Task brief: Show every line containing "Classic" by copying it.

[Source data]
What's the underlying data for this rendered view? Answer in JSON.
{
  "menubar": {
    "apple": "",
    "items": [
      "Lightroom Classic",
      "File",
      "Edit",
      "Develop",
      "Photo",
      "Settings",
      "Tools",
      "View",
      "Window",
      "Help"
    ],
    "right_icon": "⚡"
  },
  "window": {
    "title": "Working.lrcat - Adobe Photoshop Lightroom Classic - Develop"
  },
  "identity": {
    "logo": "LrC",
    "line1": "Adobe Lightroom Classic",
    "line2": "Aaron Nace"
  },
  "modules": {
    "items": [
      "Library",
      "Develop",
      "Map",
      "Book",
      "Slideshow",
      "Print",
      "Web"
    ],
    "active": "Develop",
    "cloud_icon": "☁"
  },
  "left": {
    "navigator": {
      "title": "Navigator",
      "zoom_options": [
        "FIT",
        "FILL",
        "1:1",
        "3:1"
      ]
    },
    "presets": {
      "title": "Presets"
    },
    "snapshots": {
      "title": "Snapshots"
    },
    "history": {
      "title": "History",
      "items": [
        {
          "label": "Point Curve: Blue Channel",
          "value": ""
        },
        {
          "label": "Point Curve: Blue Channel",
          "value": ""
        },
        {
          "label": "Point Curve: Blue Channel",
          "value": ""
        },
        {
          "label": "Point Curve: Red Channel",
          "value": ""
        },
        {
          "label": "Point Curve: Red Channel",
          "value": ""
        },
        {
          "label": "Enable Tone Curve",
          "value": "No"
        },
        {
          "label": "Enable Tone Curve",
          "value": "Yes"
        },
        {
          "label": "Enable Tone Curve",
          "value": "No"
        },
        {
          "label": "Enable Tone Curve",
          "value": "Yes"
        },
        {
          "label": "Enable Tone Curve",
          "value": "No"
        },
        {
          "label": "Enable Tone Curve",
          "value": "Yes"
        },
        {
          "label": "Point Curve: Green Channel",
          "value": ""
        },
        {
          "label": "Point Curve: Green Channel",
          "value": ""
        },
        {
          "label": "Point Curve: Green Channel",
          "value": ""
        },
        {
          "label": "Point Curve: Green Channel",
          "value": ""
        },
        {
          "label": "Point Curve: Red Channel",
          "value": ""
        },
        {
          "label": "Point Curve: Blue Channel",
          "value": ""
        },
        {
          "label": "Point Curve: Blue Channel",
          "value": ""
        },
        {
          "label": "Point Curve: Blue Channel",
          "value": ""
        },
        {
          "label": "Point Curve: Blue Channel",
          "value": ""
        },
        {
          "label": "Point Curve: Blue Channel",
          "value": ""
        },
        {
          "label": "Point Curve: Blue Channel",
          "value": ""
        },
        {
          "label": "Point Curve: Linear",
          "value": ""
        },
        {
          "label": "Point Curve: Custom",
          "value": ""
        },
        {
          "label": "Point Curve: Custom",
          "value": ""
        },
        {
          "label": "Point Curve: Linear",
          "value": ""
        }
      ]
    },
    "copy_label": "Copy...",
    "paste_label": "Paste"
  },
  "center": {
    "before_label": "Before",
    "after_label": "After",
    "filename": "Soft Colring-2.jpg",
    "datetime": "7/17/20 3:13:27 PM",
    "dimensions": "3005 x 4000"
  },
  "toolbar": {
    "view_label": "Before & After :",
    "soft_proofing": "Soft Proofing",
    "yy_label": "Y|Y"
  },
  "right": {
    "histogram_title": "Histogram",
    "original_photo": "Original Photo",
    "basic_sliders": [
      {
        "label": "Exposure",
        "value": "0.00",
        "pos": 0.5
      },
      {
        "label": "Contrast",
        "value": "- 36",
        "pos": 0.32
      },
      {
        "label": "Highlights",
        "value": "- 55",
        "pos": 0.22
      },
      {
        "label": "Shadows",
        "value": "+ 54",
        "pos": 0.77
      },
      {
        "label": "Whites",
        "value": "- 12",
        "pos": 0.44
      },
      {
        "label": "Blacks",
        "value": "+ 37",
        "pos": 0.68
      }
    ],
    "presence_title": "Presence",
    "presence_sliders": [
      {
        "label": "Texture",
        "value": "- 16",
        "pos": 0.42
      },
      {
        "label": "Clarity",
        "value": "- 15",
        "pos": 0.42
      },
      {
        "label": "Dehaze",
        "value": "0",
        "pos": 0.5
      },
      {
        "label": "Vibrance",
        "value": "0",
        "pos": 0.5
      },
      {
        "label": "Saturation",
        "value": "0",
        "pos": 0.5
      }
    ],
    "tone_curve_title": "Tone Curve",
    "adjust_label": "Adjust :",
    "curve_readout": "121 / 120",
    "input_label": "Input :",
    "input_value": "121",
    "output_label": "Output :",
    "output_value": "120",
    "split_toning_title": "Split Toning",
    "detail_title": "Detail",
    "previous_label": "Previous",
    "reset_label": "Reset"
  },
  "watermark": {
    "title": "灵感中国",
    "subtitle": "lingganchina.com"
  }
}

Solved exercise:
      "Lightroom Classic",
    "title": "Working.lrcat - Adobe Photoshop Lightroom Classic - Develop"
    "line1": "Adobe Lightroom Classic",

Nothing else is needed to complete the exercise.